━━ Records supplied
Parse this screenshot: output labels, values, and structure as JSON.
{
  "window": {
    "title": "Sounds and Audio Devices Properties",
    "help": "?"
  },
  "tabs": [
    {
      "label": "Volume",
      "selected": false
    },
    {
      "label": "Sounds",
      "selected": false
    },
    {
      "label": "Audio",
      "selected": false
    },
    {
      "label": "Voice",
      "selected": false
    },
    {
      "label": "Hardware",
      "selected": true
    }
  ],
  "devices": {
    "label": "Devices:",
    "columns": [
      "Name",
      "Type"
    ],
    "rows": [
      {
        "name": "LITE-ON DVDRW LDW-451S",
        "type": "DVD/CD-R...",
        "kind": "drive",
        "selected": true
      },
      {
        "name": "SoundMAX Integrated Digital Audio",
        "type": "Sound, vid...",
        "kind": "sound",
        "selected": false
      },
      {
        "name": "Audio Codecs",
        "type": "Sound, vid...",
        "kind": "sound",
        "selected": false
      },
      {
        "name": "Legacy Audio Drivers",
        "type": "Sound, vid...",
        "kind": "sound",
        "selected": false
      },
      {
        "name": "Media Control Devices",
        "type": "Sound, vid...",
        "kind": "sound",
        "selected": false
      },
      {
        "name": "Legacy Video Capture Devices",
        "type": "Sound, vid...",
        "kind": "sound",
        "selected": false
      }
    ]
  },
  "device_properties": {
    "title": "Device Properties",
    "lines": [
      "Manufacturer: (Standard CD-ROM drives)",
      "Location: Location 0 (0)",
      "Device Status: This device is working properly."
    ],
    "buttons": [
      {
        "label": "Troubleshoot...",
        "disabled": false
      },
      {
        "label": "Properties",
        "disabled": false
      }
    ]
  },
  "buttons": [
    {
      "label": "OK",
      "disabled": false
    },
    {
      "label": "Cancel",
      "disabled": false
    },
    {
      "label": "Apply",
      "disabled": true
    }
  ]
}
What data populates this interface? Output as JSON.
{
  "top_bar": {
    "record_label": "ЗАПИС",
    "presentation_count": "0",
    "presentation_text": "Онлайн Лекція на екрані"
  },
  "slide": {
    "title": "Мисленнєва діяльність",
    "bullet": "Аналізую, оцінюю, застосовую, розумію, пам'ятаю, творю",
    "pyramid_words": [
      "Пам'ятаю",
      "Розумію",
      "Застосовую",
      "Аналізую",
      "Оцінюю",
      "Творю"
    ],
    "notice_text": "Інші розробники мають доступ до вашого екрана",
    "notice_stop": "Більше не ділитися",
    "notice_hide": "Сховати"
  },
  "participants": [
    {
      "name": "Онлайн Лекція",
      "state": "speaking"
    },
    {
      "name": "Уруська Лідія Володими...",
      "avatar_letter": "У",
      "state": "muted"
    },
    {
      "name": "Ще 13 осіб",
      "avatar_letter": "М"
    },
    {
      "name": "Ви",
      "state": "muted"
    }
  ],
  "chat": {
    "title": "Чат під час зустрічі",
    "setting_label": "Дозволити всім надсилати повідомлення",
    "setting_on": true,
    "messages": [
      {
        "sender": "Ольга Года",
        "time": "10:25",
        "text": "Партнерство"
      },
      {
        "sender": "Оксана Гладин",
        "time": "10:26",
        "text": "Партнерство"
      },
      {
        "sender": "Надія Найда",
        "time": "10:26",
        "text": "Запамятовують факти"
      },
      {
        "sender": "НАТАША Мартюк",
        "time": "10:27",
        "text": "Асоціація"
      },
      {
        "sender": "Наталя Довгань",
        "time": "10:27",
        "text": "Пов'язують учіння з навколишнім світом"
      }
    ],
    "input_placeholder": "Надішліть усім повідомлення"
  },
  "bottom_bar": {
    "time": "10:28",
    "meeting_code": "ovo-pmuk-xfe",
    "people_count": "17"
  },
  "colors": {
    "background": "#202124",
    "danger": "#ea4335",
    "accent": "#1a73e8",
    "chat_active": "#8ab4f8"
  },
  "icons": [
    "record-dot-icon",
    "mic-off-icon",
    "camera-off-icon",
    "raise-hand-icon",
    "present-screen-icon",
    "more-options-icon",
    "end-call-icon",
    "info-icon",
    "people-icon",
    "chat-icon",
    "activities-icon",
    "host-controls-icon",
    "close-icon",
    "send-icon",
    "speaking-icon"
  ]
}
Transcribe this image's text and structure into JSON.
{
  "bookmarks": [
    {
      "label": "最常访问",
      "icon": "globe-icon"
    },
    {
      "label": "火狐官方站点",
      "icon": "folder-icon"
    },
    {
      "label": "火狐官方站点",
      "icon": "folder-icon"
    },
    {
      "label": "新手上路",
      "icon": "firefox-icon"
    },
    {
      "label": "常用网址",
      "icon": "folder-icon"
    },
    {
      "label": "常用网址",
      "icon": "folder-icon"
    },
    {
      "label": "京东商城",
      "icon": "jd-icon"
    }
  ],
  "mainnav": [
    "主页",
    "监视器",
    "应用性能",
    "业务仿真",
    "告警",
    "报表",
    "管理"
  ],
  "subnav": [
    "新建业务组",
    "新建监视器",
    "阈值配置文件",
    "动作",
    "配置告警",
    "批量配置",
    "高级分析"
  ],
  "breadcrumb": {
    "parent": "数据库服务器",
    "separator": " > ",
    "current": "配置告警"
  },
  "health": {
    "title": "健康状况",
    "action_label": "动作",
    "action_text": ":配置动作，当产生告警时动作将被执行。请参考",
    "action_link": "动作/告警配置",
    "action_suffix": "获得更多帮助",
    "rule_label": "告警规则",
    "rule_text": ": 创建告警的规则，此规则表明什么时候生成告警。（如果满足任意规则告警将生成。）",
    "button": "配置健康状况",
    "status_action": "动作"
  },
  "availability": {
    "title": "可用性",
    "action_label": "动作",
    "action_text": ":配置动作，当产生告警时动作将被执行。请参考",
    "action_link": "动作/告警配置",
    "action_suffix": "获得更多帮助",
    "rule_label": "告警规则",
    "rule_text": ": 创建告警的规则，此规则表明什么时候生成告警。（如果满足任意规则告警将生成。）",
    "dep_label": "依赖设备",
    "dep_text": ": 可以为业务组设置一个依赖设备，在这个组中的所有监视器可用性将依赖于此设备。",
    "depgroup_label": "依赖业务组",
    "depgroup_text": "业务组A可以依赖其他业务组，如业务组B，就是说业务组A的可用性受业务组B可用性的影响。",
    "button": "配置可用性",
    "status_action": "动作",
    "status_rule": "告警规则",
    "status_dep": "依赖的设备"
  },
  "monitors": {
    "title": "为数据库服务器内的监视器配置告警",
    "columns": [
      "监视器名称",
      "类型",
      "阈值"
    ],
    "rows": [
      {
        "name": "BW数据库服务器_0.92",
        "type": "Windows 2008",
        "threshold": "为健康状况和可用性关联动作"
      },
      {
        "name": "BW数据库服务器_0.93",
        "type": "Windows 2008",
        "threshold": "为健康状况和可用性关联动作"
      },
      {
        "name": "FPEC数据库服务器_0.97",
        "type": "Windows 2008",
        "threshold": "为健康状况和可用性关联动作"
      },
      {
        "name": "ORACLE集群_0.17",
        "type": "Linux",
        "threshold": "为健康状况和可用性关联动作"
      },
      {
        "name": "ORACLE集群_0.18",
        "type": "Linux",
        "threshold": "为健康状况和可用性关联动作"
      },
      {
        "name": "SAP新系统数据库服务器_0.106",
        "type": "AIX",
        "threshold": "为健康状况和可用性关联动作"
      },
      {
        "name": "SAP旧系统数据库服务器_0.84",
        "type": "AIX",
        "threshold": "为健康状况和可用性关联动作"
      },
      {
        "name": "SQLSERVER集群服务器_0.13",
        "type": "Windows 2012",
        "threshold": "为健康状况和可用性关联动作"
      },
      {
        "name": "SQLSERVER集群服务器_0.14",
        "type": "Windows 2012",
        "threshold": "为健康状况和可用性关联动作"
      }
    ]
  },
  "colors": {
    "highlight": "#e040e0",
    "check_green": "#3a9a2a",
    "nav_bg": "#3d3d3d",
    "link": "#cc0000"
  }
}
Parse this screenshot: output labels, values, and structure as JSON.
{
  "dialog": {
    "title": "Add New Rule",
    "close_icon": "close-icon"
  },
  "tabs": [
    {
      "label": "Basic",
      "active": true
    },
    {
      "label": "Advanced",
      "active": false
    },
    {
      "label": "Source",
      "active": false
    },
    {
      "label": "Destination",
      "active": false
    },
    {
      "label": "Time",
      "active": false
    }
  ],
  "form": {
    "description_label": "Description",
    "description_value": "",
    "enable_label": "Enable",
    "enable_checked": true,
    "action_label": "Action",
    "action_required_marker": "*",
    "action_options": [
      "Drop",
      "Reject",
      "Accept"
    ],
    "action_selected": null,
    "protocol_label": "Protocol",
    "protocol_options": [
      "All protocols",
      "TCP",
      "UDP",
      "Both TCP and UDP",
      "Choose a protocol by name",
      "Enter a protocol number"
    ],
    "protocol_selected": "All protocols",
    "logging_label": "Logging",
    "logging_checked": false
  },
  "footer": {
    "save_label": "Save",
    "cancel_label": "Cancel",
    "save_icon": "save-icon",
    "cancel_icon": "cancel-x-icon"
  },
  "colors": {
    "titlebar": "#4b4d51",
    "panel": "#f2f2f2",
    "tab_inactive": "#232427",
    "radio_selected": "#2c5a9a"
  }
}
━━━━
Description of the task:
Locate each line with the word "Аналізую" and copy it.

Complete answer:
    "bullet": "Аналізую, оцінюю, застосовую, розумію, пам'ятаю, творю",
      "Аналізую",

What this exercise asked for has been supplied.